▶ **What is required**: Reproduce the records. Keep every word exact and include no images.

▶ **Data records**:
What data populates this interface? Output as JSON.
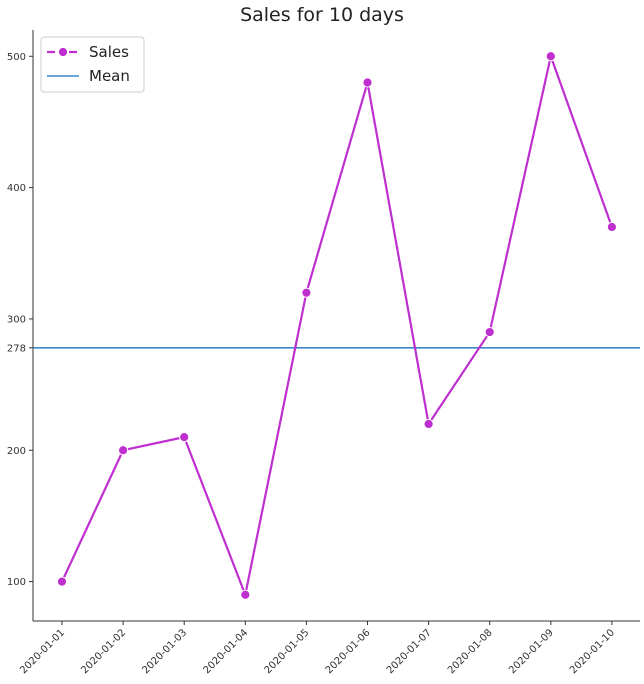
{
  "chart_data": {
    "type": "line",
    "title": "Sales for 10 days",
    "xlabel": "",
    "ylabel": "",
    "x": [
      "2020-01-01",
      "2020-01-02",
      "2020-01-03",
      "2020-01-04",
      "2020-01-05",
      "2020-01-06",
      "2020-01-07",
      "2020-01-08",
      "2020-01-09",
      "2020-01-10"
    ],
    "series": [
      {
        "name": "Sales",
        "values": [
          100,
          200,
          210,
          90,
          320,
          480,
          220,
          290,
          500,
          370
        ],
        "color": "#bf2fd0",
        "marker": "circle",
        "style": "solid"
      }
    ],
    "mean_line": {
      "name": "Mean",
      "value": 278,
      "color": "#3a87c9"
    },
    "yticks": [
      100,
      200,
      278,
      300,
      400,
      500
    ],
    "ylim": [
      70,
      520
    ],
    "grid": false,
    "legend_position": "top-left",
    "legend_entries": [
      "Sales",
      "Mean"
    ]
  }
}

▶ **Result of this exercise**:
What data populates this interface? Output as JSON.
{
  "chart_data": {
    "type": "line",
    "title": "Sales for 10 days",
    "xlabel": "",
    "ylabel": "",
    "x": [
      "2020-01-01",
      "2020-01-02",
      "2020-01-03",
      "2020-01-04",
      "2020-01-05",
      "2020-01-06",
      "2020-01-07",
      "2020-01-08",
      "2020-01-09",
      "2020-01-10"
    ],
    "series": [
      {
        "name": "Sales",
        "values": [
          100,
          200,
          210,
          90,
          320,
          480,
          220,
          290,
          500,
          370
        ],
        "color": "#bf2fd0",
        "marker": "circle",
        "style": "solid"
      }
    ],
    "mean_line": {
      "name": "Mean",
      "value": 278,
      "color": "#3a87c9"
    },
    "yticks": [
      100,
      200,
      278,
      300,
      400,
      500
    ],
    "ylim": [
      70,
      520
    ],
    "grid": false,
    "legend_position": "top-left",
    "legend_entries": [
      "Sales",
      "Mean"
    ]
  }
}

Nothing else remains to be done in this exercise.